Pull out from the material below all lines with "color".

[Dataset records]
───
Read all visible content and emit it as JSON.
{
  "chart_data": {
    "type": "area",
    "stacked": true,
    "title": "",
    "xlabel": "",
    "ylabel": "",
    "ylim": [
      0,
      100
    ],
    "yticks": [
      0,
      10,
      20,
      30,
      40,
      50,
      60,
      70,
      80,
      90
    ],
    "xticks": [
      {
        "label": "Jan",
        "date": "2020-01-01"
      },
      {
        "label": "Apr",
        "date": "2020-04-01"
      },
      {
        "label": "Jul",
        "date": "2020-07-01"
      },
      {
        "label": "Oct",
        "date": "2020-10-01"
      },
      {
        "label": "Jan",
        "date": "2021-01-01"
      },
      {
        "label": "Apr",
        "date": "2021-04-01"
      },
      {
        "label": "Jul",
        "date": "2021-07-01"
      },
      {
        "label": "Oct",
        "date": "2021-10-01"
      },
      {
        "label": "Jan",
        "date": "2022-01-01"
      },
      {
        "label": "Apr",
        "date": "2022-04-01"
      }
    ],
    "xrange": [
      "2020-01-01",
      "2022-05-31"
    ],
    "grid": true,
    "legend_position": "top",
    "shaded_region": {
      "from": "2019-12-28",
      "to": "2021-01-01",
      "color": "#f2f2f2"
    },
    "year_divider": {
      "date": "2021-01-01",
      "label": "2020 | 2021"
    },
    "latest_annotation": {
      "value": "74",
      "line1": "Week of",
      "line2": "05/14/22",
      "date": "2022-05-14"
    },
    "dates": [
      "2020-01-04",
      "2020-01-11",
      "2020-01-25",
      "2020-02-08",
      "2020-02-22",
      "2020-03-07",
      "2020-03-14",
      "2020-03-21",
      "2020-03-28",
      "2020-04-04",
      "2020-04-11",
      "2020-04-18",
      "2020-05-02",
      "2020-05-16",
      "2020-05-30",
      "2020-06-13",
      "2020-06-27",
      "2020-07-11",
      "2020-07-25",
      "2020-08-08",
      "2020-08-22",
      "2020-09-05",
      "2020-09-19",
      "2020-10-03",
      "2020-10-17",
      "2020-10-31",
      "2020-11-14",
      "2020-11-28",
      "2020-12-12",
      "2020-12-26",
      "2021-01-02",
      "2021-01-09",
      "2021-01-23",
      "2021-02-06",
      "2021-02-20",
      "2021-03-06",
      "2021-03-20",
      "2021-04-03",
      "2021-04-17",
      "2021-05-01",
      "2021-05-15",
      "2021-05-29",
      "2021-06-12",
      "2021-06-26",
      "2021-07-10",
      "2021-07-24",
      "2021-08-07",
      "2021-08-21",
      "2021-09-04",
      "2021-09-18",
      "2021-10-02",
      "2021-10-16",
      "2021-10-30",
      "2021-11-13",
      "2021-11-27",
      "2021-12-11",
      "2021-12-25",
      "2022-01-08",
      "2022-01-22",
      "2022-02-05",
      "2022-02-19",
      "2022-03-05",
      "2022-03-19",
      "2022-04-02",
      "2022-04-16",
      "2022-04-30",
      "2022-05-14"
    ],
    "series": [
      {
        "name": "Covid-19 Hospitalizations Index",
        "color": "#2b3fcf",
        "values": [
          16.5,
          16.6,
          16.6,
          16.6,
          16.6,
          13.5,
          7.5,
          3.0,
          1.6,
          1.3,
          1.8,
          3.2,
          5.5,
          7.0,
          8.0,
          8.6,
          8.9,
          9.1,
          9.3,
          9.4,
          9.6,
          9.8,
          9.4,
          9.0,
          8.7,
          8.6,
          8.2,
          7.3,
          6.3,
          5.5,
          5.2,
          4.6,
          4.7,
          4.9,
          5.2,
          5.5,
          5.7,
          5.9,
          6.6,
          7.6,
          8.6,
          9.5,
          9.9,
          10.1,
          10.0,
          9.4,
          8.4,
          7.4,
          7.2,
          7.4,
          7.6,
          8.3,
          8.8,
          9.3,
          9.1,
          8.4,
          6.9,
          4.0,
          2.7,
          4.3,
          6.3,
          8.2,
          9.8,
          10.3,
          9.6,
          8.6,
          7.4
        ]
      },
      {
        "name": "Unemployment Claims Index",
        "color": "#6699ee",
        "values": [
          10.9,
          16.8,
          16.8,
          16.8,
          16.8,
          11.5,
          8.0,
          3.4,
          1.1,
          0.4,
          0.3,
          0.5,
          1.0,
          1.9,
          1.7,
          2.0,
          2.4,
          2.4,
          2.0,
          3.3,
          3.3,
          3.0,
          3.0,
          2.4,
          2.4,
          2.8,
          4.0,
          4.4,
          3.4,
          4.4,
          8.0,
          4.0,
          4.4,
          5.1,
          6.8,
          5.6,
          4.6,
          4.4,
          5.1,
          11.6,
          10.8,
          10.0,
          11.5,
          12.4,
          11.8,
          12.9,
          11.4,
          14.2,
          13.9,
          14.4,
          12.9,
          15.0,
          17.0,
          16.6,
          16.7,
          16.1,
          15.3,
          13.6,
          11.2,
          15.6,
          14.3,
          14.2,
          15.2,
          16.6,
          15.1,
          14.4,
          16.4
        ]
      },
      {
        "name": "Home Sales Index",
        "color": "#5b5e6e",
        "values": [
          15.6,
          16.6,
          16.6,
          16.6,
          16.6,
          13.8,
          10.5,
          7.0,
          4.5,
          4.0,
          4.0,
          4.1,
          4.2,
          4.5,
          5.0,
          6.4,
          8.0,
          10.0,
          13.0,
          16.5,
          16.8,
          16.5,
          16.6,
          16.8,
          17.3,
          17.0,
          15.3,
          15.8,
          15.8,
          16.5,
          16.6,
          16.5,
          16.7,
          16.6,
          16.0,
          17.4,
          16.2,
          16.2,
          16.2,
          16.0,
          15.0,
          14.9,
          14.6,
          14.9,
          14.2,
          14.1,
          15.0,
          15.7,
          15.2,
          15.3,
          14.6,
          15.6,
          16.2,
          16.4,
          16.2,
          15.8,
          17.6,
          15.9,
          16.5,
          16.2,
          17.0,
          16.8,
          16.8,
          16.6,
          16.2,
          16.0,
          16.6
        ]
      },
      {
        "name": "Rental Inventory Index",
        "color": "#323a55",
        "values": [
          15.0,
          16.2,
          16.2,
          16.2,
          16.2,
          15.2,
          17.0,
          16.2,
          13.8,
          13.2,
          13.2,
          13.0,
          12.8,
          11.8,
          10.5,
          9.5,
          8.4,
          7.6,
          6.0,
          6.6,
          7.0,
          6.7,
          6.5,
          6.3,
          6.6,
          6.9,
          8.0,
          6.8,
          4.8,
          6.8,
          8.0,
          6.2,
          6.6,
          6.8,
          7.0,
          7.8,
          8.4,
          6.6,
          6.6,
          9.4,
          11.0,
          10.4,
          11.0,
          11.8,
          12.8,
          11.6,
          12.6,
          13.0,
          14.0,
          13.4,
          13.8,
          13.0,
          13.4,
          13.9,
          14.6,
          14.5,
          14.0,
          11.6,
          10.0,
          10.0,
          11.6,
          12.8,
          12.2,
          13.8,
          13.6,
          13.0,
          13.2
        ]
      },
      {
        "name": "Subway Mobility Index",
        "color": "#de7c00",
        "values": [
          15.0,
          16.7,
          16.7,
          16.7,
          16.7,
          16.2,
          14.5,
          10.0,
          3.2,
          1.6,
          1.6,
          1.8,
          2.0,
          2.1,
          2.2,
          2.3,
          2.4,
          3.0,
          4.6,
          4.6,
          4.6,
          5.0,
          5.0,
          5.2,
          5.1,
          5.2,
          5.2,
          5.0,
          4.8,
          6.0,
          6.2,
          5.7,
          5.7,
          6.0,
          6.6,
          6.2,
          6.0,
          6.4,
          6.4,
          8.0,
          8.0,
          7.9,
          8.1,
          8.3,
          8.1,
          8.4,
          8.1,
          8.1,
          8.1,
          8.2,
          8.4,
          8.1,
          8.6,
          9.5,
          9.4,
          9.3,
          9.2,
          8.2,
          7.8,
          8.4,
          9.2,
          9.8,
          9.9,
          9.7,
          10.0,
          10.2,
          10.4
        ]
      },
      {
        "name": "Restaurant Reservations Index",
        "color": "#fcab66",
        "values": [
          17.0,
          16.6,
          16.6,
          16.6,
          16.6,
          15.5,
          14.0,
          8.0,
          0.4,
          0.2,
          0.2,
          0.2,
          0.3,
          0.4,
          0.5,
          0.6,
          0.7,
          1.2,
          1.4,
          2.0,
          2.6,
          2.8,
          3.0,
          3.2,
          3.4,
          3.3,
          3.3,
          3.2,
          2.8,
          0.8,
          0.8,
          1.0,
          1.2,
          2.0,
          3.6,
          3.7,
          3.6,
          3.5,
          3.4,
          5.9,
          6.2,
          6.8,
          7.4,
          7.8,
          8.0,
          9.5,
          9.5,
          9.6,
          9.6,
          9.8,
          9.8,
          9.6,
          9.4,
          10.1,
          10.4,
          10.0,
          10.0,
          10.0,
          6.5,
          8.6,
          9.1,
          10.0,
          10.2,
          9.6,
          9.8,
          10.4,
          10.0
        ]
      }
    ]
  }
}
───
The result —
      "color": "#f2f2f2"
        "color": "#2b3fcf",
        "color": "#6699ee",
        "color": "#5b5e6e",
        "color": "#323a55",
        "color": "#de7c00",
        "color": "#fcab66",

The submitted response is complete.